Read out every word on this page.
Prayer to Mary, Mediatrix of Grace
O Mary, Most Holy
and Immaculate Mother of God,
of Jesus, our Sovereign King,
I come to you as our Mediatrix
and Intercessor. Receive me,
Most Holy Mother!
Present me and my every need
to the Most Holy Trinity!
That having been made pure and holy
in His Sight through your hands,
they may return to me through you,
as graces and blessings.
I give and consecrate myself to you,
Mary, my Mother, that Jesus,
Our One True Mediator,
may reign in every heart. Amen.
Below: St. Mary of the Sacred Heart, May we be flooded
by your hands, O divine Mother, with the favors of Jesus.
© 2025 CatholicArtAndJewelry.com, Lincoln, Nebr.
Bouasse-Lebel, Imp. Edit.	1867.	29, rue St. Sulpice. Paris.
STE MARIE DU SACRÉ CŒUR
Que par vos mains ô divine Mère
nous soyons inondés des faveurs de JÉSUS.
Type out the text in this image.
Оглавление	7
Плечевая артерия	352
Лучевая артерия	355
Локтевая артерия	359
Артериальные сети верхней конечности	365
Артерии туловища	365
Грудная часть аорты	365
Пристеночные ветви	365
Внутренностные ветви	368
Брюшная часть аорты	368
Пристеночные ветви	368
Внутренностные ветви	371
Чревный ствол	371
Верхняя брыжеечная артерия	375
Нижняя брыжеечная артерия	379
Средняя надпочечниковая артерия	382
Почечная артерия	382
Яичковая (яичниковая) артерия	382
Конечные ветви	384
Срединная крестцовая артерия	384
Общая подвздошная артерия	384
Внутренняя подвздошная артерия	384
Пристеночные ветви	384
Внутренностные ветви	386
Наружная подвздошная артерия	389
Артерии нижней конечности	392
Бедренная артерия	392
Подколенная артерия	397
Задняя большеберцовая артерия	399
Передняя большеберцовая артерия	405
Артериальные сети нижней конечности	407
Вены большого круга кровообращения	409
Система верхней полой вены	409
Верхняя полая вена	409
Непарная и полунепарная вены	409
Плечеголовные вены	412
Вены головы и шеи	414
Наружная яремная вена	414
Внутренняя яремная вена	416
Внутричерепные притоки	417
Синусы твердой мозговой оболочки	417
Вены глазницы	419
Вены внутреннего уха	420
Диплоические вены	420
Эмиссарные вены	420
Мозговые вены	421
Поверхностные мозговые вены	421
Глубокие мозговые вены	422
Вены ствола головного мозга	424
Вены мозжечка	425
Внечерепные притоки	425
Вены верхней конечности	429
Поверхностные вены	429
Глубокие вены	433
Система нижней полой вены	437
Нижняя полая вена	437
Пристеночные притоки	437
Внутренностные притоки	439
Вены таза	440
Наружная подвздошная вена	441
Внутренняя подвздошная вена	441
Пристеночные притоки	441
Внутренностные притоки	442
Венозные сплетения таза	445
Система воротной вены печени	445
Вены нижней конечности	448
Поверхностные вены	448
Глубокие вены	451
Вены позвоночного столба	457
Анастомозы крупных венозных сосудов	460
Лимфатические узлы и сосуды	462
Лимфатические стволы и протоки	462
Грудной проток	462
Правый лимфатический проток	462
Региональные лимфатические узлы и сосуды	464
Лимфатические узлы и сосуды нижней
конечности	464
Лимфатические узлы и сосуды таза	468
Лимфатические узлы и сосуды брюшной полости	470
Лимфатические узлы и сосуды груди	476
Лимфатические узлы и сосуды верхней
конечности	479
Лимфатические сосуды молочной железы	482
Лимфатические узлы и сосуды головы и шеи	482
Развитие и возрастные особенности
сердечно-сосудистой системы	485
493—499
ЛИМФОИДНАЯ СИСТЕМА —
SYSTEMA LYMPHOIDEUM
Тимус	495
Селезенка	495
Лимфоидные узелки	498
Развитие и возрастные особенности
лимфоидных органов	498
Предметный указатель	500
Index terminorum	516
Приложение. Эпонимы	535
__________
▶ _Written request_: Copy out the full listing exactly.

▶ _Written reply_:
Read out every word on this page.
Prayer to Mary, Mediatrix of Grace
O Mary, Most Holy
and Immaculate Mother of God,
of Jesus, our Sovereign King,
I come to you as our Mediatrix
and Intercessor. Receive me,
Most Holy Mother!
Present me and my every need
to the Most Holy Trinity!
That having been made pure and holy
in His Sight through your hands,
they may return to me through you,
as graces and blessings.
I give and consecrate myself to you,
Mary, my Mother, that Jesus,
Our One True Mediator,
may reign in every heart. Amen.
Below: St. Mary of the Sacred Heart, May we be flooded
by your hands, O divine Mother, with the favors of Jesus.
© 2025 CatholicArtAndJewelry.com, Lincoln, Nebr.
Bouasse-Lebel, Imp. Edit.	1867.	29, rue St. Sulpice. Paris.
STE MARIE DU SACRÉ CŒUR
Que par vos mains ô divine Mère
nous soyons inondés des faveurs de JÉSUS.
Type out the text in this image.
Оглавление	7
Плечевая артерия	352
Лучевая артерия	355
Локтевая артерия	359
Артериальные сети верхней конечности	365
Артерии туловища	365
Грудная часть аорты	365
Пристеночные ветви	365
Внутренностные ветви	368
Брюшная часть аорты	368
Пристеночные ветви	368
Внутренностные ветви	371
Чревный ствол	371
Верхняя брыжеечная артерия	375
Нижняя брыжеечная артерия	379
Средняя надпочечниковая артерия	382
Почечная артерия	382
Яичковая (яичниковая) артерия	382
Конечные ветви	384
Срединная крестцовая артерия	384
Общая подвздошная артерия	384
Внутренняя подвздошная артерия	384
Пристеночные ветви	384
Внутренностные ветви	386
Наружная подвздошная артерия	389
Артерии нижней конечности	392
Бедренная артерия	392
Подколенная артерия	397
Задняя большеберцовая артерия	399
Передняя большеберцовая артерия	405
Артериальные сети нижней конечности	407
Вены большого круга кровообращения	409
Система верхней полой вены	409
Верхняя полая вена	409
Непарная и полунепарная вены	409
Плечеголовные вены	412
Вены головы и шеи	414
Наружная яремная вена	414
Внутренняя яремная вена	416
Внутричерепные притоки	417
Синусы твердой мозговой оболочки	417
Вены глазницы	419
Вены внутреннего уха	420
Диплоические вены	420
Эмиссарные вены	420
Мозговые вены	421
Поверхностные мозговые вены	421
Глубокие мозговые вены	422
Вены ствола головного мозга	424
Вены мозжечка	425
Внечерепные притоки	425
Вены верхней конечности	429
Поверхностные вены	429
Глубокие вены	433
Система нижней полой вены	437
Нижняя полая вена	437
Пристеночные притоки	437
Внутренностные притоки	439
Вены таза	440
Наружная подвздошная вена	441
Внутренняя подвздошная вена	441
Пристеночные притоки	441
Внутренностные притоки	442
Венозные сплетения таза	445
Система воротной вены печени	445
Вены нижней конечности	448
Поверхностные вены	448
Глубокие вены	451
Вены позвоночного столба	457
Анастомозы крупных венозных сосудов	460
Лимфатические узлы и сосуды	462
Лимфатические стволы и протоки	462
Грудной проток	462
Правый лимфатический проток	462
Региональные лимфатические узлы и сосуды	464
Лимфатические узлы и сосуды нижней
конечности	464
Лимфатические узлы и сосуды таза	468
Лимфатические узлы и сосуды брюшной полости	470
Лимфатические узлы и сосуды груди	476
Лимфатические узлы и сосуды верхней
конечности	479
Лимфатические сосуды молочной железы	482
Лимфатические узлы и сосуды головы и шеи	482
Развитие и возрастные особенности
сердечно-сосудистой системы	485
493—499
ЛИМФОИДНАЯ СИСТЕМА —
SYSTEMA LYMPHOIDEUM
Тимус	495
Селезенка	495
Лимфоидные узелки	498
Развитие и возрастные особенности
лимфоидных органов	498
Предметный указатель	500
Index terminorum	516
Приложение. Эпонимы	535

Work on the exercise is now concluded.